--- Materials provided ---

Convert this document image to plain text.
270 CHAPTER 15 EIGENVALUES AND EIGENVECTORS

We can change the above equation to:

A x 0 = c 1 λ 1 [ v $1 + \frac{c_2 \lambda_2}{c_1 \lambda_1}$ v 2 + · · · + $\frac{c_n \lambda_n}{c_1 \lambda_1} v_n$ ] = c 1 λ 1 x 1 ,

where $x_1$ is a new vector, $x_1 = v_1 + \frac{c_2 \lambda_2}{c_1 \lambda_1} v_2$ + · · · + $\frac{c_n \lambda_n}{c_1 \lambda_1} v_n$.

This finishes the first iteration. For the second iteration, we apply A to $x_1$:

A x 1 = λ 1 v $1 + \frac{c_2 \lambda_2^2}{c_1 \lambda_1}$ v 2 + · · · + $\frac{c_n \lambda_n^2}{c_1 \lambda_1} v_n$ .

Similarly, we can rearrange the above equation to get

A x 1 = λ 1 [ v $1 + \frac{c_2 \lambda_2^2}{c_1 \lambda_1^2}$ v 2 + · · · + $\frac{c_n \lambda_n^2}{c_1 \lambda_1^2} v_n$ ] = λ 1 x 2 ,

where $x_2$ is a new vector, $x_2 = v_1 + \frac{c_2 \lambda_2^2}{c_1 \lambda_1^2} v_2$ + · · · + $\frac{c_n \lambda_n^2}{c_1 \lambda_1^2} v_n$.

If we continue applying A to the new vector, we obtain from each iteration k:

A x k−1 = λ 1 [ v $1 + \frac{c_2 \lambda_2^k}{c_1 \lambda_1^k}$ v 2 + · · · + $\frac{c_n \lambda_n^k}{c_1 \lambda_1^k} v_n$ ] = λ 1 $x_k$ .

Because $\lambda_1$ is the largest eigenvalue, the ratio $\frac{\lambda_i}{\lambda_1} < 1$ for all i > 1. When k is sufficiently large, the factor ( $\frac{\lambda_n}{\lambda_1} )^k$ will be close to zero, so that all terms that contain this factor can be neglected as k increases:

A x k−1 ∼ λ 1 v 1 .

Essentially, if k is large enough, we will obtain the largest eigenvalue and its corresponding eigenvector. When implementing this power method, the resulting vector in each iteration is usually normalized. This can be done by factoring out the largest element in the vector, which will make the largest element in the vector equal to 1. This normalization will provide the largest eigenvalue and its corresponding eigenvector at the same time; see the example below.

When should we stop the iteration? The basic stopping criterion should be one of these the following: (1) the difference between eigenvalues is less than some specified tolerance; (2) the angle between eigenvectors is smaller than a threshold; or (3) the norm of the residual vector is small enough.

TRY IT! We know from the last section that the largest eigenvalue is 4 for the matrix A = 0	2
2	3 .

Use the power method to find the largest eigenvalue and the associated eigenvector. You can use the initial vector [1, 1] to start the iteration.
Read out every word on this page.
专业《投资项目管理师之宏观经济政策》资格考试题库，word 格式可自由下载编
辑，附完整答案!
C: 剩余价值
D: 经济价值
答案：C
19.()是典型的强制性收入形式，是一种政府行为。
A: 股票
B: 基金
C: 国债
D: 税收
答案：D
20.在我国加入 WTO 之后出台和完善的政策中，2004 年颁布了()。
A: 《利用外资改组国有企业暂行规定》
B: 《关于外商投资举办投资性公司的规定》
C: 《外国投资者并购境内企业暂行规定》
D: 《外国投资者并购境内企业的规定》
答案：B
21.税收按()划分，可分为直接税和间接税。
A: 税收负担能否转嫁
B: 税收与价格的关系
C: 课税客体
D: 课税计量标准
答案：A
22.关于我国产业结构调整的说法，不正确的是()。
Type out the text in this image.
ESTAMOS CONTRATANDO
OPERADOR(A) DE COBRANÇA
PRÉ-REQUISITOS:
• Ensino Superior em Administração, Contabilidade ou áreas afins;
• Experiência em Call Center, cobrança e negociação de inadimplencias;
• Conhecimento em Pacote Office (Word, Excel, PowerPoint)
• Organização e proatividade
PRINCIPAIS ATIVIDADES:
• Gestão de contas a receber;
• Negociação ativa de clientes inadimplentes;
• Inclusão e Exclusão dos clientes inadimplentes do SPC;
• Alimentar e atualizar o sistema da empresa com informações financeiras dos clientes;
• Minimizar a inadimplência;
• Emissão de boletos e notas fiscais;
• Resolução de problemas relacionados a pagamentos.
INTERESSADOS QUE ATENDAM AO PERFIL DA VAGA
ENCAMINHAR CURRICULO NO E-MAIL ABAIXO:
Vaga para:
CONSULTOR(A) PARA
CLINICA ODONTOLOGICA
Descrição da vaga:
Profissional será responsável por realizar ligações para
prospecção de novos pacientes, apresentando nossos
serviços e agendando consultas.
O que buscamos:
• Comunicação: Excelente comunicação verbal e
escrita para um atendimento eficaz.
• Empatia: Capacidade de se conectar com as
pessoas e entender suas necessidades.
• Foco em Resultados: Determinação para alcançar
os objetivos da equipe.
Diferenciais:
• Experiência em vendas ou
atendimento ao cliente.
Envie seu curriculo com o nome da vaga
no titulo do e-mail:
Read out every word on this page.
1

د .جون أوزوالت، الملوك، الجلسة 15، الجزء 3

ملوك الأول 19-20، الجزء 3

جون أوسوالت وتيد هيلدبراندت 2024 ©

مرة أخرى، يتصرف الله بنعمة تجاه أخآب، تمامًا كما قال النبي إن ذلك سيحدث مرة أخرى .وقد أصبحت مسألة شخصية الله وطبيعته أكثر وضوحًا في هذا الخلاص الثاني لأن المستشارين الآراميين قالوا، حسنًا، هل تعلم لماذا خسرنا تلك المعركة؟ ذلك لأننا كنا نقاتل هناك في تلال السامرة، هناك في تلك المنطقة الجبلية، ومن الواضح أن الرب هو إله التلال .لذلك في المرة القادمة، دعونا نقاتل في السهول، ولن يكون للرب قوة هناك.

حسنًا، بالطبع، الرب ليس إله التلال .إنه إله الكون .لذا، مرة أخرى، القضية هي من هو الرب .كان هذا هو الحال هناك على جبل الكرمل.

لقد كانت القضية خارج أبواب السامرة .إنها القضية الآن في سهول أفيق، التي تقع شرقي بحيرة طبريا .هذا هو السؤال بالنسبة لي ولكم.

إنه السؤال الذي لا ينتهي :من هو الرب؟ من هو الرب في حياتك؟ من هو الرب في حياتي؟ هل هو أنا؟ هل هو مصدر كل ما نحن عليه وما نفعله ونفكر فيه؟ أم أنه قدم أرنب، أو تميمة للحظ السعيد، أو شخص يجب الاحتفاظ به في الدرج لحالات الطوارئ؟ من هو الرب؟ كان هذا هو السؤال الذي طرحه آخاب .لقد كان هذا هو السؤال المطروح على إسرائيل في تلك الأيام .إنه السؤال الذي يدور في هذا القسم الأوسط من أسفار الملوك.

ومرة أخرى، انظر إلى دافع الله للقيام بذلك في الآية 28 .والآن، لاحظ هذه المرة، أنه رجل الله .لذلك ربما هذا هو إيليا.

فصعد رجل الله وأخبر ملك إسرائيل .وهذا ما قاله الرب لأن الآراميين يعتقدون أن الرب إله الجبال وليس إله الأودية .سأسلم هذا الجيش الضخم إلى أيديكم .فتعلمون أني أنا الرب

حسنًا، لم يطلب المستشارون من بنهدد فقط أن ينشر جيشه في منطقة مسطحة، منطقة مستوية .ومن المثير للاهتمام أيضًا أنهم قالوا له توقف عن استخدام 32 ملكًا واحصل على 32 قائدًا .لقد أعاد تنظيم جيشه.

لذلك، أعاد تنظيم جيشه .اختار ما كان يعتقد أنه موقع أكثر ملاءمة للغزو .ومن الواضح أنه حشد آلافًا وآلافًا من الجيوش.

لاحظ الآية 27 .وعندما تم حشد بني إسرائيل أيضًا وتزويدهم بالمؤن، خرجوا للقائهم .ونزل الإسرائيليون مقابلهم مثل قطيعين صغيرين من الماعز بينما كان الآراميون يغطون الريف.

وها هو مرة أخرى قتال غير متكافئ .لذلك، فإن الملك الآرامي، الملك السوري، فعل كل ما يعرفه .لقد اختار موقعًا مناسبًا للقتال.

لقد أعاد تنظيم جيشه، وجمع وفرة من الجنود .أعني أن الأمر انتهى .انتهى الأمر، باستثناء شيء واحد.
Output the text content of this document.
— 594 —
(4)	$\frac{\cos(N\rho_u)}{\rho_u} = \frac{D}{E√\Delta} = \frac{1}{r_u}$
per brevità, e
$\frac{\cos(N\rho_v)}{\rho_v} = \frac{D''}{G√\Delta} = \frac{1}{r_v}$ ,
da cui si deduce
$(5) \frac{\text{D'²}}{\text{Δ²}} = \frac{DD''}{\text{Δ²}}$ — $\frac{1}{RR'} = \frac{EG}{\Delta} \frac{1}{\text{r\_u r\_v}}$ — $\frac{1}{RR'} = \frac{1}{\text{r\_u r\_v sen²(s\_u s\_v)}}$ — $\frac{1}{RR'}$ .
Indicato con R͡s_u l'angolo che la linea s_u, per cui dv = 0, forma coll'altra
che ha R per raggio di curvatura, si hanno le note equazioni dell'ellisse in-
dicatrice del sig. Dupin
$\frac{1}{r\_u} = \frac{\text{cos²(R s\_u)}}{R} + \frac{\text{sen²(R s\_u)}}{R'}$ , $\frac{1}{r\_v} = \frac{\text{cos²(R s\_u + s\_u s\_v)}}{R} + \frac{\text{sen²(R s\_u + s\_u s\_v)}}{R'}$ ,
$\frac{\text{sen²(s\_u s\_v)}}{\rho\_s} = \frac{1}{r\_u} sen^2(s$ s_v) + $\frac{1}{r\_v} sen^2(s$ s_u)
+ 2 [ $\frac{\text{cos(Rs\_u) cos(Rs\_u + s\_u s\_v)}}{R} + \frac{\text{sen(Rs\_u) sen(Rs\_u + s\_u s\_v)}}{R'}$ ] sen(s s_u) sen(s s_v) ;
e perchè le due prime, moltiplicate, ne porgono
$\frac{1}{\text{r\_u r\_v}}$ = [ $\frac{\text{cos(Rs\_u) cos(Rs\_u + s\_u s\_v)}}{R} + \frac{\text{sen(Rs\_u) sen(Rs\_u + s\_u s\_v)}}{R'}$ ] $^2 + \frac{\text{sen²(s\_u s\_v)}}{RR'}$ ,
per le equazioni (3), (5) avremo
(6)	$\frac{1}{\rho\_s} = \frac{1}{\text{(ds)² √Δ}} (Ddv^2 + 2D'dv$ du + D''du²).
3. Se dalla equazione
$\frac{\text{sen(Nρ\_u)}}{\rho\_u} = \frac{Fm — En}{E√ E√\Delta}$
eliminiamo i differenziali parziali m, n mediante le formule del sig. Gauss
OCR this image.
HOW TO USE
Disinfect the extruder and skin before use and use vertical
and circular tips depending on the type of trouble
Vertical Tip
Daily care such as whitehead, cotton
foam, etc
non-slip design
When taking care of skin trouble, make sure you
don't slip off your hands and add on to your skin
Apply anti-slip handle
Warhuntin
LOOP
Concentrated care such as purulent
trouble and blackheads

---

Exercise directions:
Of the lines in the listing above, how many hold the string "لاحظ"? Reply with the number only.

Written reply:
2